_What the task asks:_
Retype all the entries word for word, but omit the pictures.

(Excerpt from a dataset)

════

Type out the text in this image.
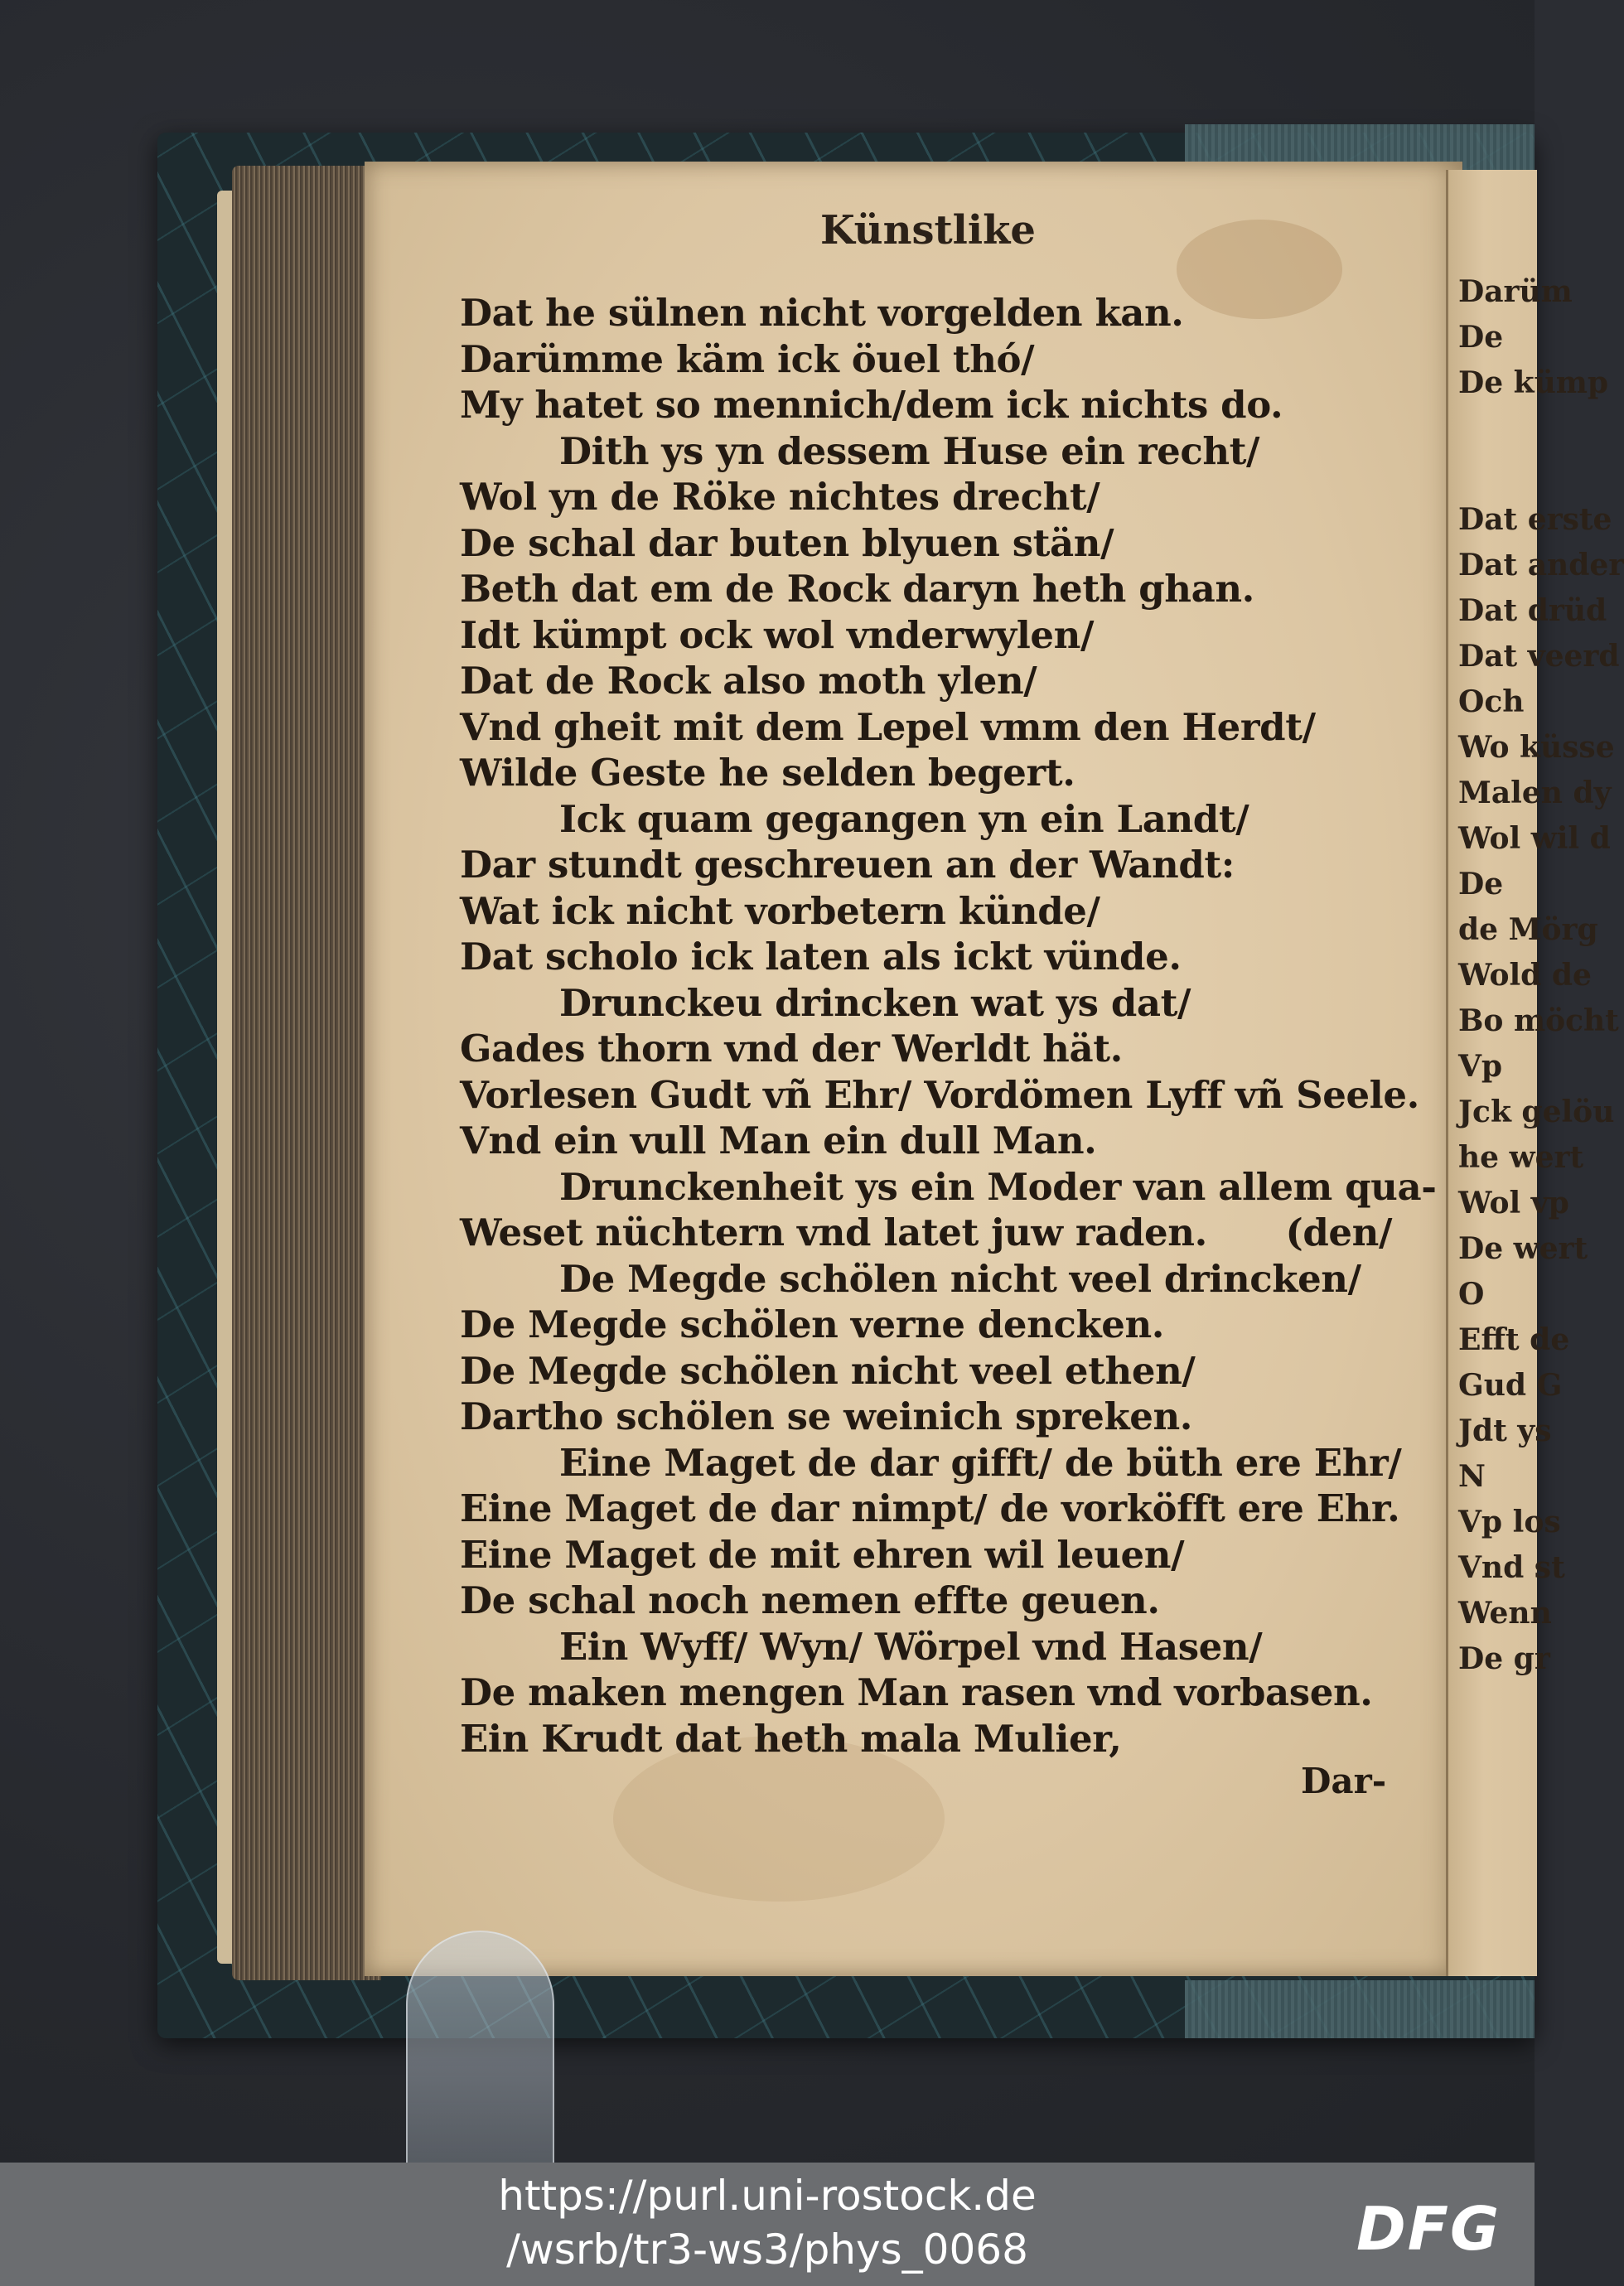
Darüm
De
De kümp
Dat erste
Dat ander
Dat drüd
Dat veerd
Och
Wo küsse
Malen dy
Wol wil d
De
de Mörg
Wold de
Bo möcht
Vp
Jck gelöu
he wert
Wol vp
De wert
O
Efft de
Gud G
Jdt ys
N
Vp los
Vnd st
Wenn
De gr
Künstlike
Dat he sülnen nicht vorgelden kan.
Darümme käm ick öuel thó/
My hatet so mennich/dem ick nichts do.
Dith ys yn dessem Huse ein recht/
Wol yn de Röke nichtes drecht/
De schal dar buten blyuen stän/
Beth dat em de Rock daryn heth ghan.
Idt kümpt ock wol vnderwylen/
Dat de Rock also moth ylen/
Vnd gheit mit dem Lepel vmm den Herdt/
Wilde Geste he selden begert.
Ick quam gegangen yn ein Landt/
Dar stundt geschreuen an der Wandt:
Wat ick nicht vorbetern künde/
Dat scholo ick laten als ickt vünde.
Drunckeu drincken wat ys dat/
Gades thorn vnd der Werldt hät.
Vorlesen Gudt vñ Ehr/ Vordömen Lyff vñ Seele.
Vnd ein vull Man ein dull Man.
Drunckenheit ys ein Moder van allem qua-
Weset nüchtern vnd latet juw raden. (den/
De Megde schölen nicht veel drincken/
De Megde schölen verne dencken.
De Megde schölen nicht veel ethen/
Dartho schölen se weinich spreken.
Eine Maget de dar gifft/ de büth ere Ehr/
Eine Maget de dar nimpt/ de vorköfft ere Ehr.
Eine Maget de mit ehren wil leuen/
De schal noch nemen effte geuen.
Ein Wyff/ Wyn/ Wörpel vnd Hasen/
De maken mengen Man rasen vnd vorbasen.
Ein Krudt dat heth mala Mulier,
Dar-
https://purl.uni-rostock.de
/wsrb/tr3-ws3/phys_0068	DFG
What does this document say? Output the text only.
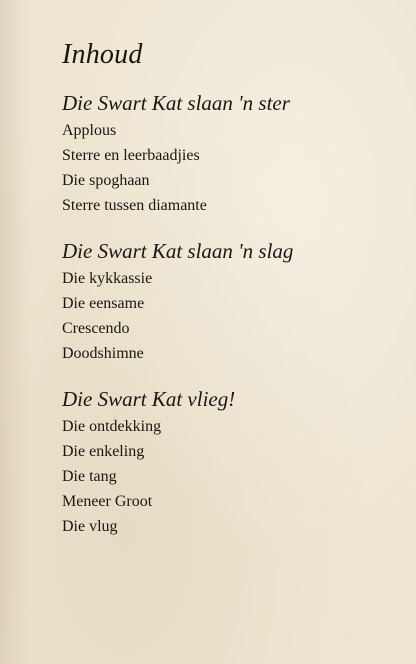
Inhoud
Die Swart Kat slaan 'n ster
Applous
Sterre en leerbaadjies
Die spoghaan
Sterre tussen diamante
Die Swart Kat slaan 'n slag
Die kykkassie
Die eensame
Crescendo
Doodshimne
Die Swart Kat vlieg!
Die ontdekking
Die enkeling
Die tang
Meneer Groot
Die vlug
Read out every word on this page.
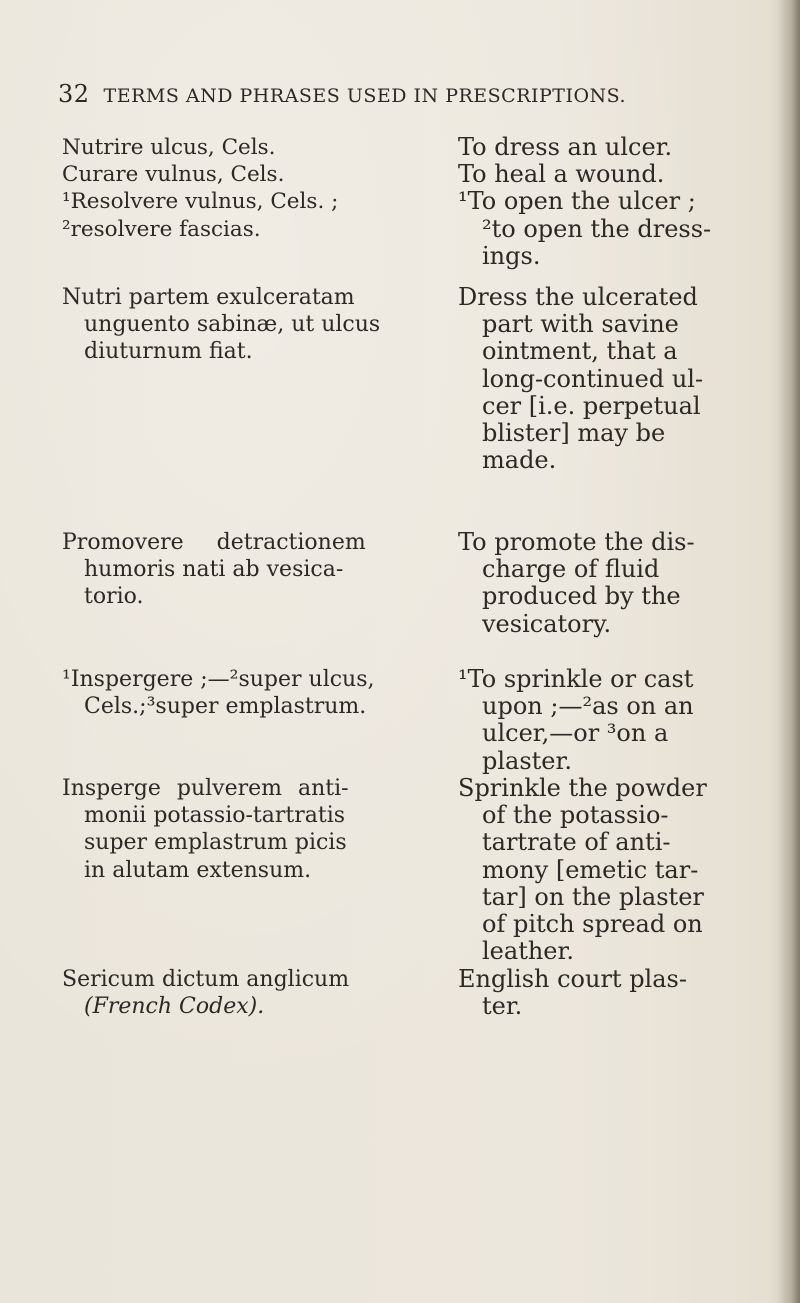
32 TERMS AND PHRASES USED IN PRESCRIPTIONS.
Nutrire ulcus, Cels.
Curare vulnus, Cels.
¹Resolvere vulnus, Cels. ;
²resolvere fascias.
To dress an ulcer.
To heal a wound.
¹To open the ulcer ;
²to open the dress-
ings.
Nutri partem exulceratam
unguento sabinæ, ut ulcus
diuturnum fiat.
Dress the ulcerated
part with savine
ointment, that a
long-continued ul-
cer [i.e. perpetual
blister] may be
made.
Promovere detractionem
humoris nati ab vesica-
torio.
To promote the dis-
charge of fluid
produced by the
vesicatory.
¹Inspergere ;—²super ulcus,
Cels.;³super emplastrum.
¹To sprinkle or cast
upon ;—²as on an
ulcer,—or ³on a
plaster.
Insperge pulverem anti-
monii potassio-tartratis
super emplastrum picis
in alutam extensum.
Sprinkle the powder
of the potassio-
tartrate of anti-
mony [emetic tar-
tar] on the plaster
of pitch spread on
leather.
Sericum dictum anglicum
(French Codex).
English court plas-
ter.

════

_Answer below:_
Type out the text in this image.
Darüm
De
De kümp
Dat erste
Dat ander
Dat drüd
Dat veerd
Och
Wo küsse
Malen dy
Wol wil d
De
de Mörg
Wold de
Bo möcht
Vp
Jck gelöu
he wert
Wol vp
De wert
O
Efft de
Gud G
Jdt ys
N
Vp los
Vnd st
Wenn
De gr
Künstlike
Dat he sülnen nicht vorgelden kan.
Darümme käm ick öuel thó/
My hatet so mennich/dem ick nichts do.
Dith ys yn dessem Huse ein recht/
Wol yn de Röke nichtes drecht/
De schal dar buten blyuen stän/
Beth dat em de Rock daryn heth ghan.
Idt kümpt ock wol vnderwylen/
Dat de Rock also moth ylen/
Vnd gheit mit dem Lepel vmm den Herdt/
Wilde Geste he selden begert.
Ick quam gegangen yn ein Landt/
Dar stundt geschreuen an der Wandt:
Wat ick nicht vorbetern künde/
Dat scholo ick laten als ickt vünde.
Drunckeu drincken wat ys dat/
Gades thorn vnd der Werldt hät.
Vorlesen Gudt vñ Ehr/ Vordömen Lyff vñ Seele.
Vnd ein vull Man ein dull Man.
Drunckenheit ys ein Moder van allem qua-
Weset nüchtern vnd latet juw raden. (den/
De Megde schölen nicht veel drincken/
De Megde schölen verne dencken.
De Megde schölen nicht veel ethen/
Dartho schölen se weinich spreken.
Eine Maget de dar gifft/ de büth ere Ehr/
Eine Maget de dar nimpt/ de vorköfft ere Ehr.
Eine Maget de mit ehren wil leuen/
De schal noch nemen effte geuen.
Ein Wyff/ Wyn/ Wörpel vnd Hasen/
De maken mengen Man rasen vnd vorbasen.
Ein Krudt dat heth mala Mulier,
Dar-
https://purl.uni-rostock.de
/wsrb/tr3-ws3/phys_0068	DFG
What does this document say? Output the text only.
Inhoud
Die Swart Kat slaan 'n ster
Applous
Sterre en leerbaadjies
Die spoghaan
Sterre tussen diamante
Die Swart Kat slaan 'n slag
Die kykkassie
Die eensame
Crescendo
Doodshimne
Die Swart Kat vlieg!
Die ontdekking
Die enkeling
Die tang
Meneer Groot
Die vlug
Read out every word on this page.
32 TERMS AND PHRASES USED IN PRESCRIPTIONS.
Nutrire ulcus, Cels.
Curare vulnus, Cels.
¹Resolvere vulnus, Cels. ;
²resolvere fascias.
To dress an ulcer.
To heal a wound.
¹To open the ulcer ;
²to open the dress-
ings.
Nutri partem exulceratam
unguento sabinæ, ut ulcus
diuturnum fiat.
Dress the ulcerated
part with savine
ointment, that a
long-continued ul-
cer [i.e. perpetual
blister] may be
made.
Promovere detractionem
humoris nati ab vesica-
torio.
To promote the dis-
charge of fluid
produced by the
vesicatory.
¹Inspergere ;—²super ulcus,
Cels.;³super emplastrum.
¹To sprinkle or cast
upon ;—²as on an
ulcer,—or ³on a
plaster.
Insperge pulverem anti-
monii potassio-tartratis
super emplastrum picis
in alutam extensum.
Sprinkle the powder
of the potassio-
tartrate of anti-
mony [emetic tar-
tar] on the plaster
of pitch spread on
leather.
Sericum dictum anglicum
(French Codex).
English court plas-
ter.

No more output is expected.